**KURZE ÜBUNG 1**: Schreibe die Einträge unverändert ab, beginnend mit ihrer ersten Zeile und endend mit der Zeile, die „figure-title: 图21: 2021“ enthält. Beide Grenzzeilen gehören dazu.

───── EXTRAHIERTER TEXT

Von Judith Dauwalter / 1. März 2014
Für seine Zeitschrift „Heimfocus“ bekam der Äthiopier Addis Mulugeta 2011 den Würzburger Friedenspreis. (Foto: Judith Dauwalter)

Es ist längst normal geworden, dass sich Menschen mit Einwanderungsgeschichte in Deutschland politisch engagieren. Doch ihre Beteiligung wird erschwert. Immer noch sind Migranten im Bundestag unterrepräsentiert, es gibt ein stark eingeschränktes Wahlrecht für Nichtdeutsche und Vorurteile gegenüber politisch engagierten Migranten. Zwei Beispiele aus Würzburg. Addis Mulugeta sitzt aufrecht, aber entspannt im Gemeinschaftsraum eines Würzburger Studentenwohnheims. […]

Es ist längst normal geworden, dass sich Menschen mit Einwanderungsgeschichte in Deutschland politisch engagieren. Doch ihre Beteiligung wird erschwert. Immer noch sind Migranten im Bundestag unterrepräsentiert, es gibt ein stark eingeschränktes Wahlrecht für Nichtdeutsche und Vorurteile gegenüber politisch engagierten Migranten. Zwei Beispiele aus Würzburg.

──────────

**KURZE ÜBUNG 2**: Wofür bekam Addis Mulugeta laut dem Artikel über politisches Engagement von Migranten 2011 den Würzburger Friedenspreis?

───── BEREITGESTELLTE DATEN

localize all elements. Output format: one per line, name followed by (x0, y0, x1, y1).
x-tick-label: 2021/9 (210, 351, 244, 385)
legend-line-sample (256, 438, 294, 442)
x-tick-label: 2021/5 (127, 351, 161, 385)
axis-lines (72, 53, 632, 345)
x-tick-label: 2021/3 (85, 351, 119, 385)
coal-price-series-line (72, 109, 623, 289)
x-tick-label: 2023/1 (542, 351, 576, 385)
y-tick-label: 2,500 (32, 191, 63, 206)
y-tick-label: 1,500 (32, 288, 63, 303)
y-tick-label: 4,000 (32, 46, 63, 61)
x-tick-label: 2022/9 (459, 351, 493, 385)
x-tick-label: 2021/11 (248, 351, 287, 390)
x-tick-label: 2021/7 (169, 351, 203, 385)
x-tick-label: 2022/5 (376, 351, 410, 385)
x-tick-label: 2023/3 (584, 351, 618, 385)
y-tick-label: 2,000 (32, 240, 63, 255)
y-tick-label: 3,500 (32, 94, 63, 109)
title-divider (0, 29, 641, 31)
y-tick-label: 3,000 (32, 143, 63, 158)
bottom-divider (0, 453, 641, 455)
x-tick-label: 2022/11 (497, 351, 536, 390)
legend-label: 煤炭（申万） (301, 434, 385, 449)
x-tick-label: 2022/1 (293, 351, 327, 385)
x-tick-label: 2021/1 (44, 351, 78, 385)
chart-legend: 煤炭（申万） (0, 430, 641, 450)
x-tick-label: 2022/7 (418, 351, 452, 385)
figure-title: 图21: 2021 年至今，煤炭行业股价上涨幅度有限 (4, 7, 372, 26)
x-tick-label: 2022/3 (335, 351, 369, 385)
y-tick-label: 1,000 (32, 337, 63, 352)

──────────

**SCHRIFTLICHE LÖSUNG 1**:
localize all elements. Output format: one per line, name followed by (x0, y0, x1, y1).
x-tick-label: 2021/9 (210, 351, 244, 385)
legend-line-sample (256, 438, 294, 442)
x-tick-label: 2021/5 (127, 351, 161, 385)
axis-lines (72, 53, 632, 345)
x-tick-label: 2021/3 (85, 351, 119, 385)
coal-price-series-line (72, 109, 623, 289)
x-tick-label: 2023/1 (542, 351, 576, 385)
y-tick-label: 2,500 (32, 191, 63, 206)
y-tick-label: 1,500 (32, 288, 63, 303)
y-tick-label: 4,000 (32, 46, 63, 61)
x-tick-label: 2022/9 (459, 351, 493, 385)
x-tick-label: 2021/11 (248, 351, 287, 390)
x-tick-label: 2021/7 (169, 351, 203, 385)
x-tick-label: 2022/5 (376, 351, 410, 385)
x-tick-label: 2023/3 (584, 351, 618, 385)
y-tick-label: 2,000 (32, 240, 63, 255)
y-tick-label: 3,500 (32, 94, 63, 109)
title-divider (0, 29, 641, 31)
y-tick-label: 3,000 (32, 143, 63, 158)
bottom-divider (0, 453, 641, 455)
x-tick-label: 2022/11 (497, 351, 536, 390)
legend-label: 煤炭（申万） (301, 434, 385, 449)
x-tick-label: 2022/1 (293, 351, 327, 385)
x-tick-label: 2021/1 (44, 351, 78, 385)
chart-legend: 煤炭（申万） (0, 430, 641, 450)
x-tick-label: 2022/7 (418, 351, 452, 385)
figure-title: 图21: 2021 年至今，煤炭行业股价上涨幅度有限 (4, 7, 372, 26)

**SCHRIFTLICHE LÖSUNG 2**: Für seine Zeitschrift „Heimfocus“.